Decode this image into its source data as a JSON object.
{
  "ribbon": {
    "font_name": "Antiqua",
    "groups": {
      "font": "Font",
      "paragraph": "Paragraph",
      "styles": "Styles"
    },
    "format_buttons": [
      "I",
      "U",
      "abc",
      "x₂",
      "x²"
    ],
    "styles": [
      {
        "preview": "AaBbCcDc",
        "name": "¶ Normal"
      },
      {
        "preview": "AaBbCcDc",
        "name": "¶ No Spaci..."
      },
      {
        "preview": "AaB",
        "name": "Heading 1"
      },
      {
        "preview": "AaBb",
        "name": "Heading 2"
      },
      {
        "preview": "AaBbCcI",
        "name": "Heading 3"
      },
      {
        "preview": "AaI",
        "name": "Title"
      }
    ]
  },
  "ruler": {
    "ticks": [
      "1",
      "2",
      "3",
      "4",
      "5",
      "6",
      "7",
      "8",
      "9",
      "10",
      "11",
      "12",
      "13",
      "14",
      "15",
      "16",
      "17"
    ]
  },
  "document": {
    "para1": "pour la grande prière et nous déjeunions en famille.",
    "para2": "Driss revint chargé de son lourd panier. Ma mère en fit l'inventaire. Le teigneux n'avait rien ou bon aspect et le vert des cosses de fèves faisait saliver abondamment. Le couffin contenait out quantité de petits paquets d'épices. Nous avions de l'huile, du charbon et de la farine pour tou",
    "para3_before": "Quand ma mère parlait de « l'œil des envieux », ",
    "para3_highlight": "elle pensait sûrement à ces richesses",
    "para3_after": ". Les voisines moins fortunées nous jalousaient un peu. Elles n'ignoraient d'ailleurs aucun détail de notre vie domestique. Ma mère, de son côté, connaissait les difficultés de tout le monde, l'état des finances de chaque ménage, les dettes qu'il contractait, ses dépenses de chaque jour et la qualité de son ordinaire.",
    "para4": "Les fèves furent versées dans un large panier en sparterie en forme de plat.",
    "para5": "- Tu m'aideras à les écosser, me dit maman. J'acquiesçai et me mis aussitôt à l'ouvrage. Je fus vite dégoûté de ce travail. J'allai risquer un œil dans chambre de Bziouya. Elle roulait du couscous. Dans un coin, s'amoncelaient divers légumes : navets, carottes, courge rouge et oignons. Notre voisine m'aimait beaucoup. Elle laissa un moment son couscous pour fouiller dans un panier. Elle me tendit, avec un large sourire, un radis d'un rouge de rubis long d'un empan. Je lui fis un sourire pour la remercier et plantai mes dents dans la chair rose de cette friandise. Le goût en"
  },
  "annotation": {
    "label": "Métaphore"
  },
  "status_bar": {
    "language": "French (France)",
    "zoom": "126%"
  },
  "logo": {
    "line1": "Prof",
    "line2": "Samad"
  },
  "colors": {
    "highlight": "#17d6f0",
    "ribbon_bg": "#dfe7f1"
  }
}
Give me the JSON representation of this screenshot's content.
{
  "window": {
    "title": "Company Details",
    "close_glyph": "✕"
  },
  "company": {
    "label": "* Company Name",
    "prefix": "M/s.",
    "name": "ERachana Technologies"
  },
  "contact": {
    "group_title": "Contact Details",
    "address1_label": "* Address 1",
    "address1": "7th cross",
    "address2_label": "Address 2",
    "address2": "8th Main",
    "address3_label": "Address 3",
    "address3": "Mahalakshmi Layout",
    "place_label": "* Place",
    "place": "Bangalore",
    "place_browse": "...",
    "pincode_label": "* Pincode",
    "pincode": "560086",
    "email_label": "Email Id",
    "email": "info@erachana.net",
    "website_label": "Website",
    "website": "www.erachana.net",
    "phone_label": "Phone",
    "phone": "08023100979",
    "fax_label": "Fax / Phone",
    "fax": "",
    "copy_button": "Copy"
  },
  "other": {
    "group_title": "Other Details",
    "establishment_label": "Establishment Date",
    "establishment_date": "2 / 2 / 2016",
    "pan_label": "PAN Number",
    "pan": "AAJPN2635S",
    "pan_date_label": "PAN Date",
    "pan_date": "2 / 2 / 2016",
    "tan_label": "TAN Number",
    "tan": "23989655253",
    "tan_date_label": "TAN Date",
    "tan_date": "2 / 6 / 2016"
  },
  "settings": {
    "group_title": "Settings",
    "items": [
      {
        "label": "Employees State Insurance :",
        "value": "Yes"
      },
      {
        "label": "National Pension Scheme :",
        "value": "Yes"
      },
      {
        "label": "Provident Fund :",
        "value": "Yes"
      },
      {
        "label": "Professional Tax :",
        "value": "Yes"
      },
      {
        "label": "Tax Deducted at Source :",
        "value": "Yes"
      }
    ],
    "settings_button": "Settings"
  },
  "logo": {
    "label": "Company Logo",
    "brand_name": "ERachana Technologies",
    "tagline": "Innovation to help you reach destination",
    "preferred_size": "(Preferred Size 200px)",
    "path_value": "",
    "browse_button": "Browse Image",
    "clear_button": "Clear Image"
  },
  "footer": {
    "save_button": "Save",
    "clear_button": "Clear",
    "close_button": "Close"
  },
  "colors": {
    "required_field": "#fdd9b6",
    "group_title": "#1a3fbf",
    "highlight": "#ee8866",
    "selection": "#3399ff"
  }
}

WORK TO COMPLETE: Extract the complete listing verbatim.

CORRECT ANSWER:
Decode this image into its source data as a JSON object.
{
  "ribbon": {
    "font_name": "Antiqua",
    "groups": {
      "font": "Font",
      "paragraph": "Paragraph",
      "styles": "Styles"
    },
    "format_buttons": [
      "I",
      "U",
      "abc",
      "x₂",
      "x²"
    ],
    "styles": [
      {
        "preview": "AaBbCcDc",
        "name": "¶ Normal"
      },
      {
        "preview": "AaBbCcDc",
        "name": "¶ No Spaci..."
      },
      {
        "preview": "AaB",
        "name": "Heading 1"
      },
      {
        "preview": "AaBb",
        "name": "Heading 2"
      },
      {
        "preview": "AaBbCcI",
        "name": "Heading 3"
      },
      {
        "preview": "AaI",
        "name": "Title"
      }
    ]
  },
  "ruler": {
    "ticks": [
      "1",
      "2",
      "3",
      "4",
      "5",
      "6",
      "7",
      "8",
      "9",
      "10",
      "11",
      "12",
      "13",
      "14",
      "15",
      "16",
      "17"
    ]
  },
  "document": {
    "para1": "pour la grande prière et nous déjeunions en famille.",
    "para2": "Driss revint chargé de son lourd panier. Ma mère en fit l'inventaire. Le teigneux n'avait rien ou bon aspect et le vert des cosses de fèves faisait saliver abondamment. Le couffin contenait out quantité de petits paquets d'épices. Nous avions de l'huile, du charbon et de la farine pour tou",
    "para3_before": "Quand ma mère parlait de « l'œil des envieux », ",
    "para3_highlight": "elle pensait sûrement à ces richesses",
    "para3_after": ". Les voisines moins fortunées nous jalousaient un peu. Elles n'ignoraient d'ailleurs aucun détail de notre vie domestique. Ma mère, de son côté, connaissait les difficultés de tout le monde, l'état des finances de chaque ménage, les dettes qu'il contractait, ses dépenses de chaque jour et la qualité de son ordinaire.",
    "para4": "Les fèves furent versées dans un large panier en sparterie en forme de plat.",
    "para5": "- Tu m'aideras à les écosser, me dit maman. J'acquiesçai et me mis aussitôt à l'ouvrage. Je fus vite dégoûté de ce travail. J'allai risquer un œil dans chambre de Bziouya. Elle roulait du couscous. Dans un coin, s'amoncelaient divers légumes : navets, carottes, courge rouge et oignons. Notre voisine m'aimait beaucoup. Elle laissa un moment son couscous pour fouiller dans un panier. Elle me tendit, avec un large sourire, un radis d'un rouge de rubis long d'un empan. Je lui fis un sourire pour la remercier et plantai mes dents dans la chair rose de cette friandise. Le goût en"
  },
  "annotation": {
    "label": "Métaphore"
  },
  "status_bar": {
    "language": "French (France)",
    "zoom": "126%"
  },
  "logo": {
    "line1": "Prof",
    "line2": "Samad"
  },
  "colors": {
    "highlight": "#17d6f0",
    "ribbon_bg": "#dfe7f1"
  }
}
Give me the JSON representation of this screenshot's content.
{
  "window": {
    "title": "Company Details",
    "close_glyph": "✕"
  },
  "company": {
    "label": "* Company Name",
    "prefix": "M/s.",
    "name": "ERachana Technologies"
  },
  "contact": {
    "group_title": "Contact Details",
    "address1_label": "* Address 1",
    "address1": "7th cross",
    "address2_label": "Address 2",
    "address2": "8th Main",
    "address3_label": "Address 3",
    "address3": "Mahalakshmi Layout",
    "place_label": "* Place",
    "place": "Bangalore",
    "place_browse": "...",
    "pincode_label": "* Pincode",
    "pincode": "560086",
    "email_label": "Email Id",
    "email": "info@erachana.net",
    "website_label": "Website",
    "website": "www.erachana.net",
    "phone_label": "Phone",
    "phone": "08023100979",
    "fax_label": "Fax / Phone",
    "fax": "",
    "copy_button": "Copy"
  },
  "other": {
    "group_title": "Other Details",
    "establishment_label": "Establishment Date",
    "establishment_date": "2 / 2 / 2016",
    "pan_label": "PAN Number",
    "pan": "AAJPN2635S",
    "pan_date_label": "PAN Date",
    "pan_date": "2 / 2 / 2016",
    "tan_label": "TAN Number",
    "tan": "23989655253",
    "tan_date_label": "TAN Date",
    "tan_date": "2 / 6 / 2016"
  },
  "settings": {
    "group_title": "Settings",
    "items": [
      {
        "label": "Employees State Insurance :",
        "value": "Yes"
      },
      {
        "label": "National Pension Scheme :",
        "value": "Yes"
      },
      {
        "label": "Provident Fund :",
        "value": "Yes"
      },
      {
        "label": "Professional Tax :",
        "value": "Yes"
      },
      {
        "label": "Tax Deducted at Source :",
        "value": "Yes"
      }
    ],
    "settings_button": "Settings"
  },
  "logo": {
    "label": "Company Logo",
    "brand_name": "ERachana Technologies",
    "tagline": "Innovation to help you reach destination",
    "preferred_size": "(Preferred Size 200px)",
    "path_value": "",
    "browse_button": "Browse Image",
    "clear_button": "Clear Image"
  },
  "footer": {
    "save_button": "Save",
    "clear_button": "Clear",
    "close_button": "Close"
  },
  "colors": {
    "required_field": "#fdd9b6",
    "group_title": "#1a3fbf",
    "highlight": "#ee8866",
    "selection": "#3399ff"
  }
}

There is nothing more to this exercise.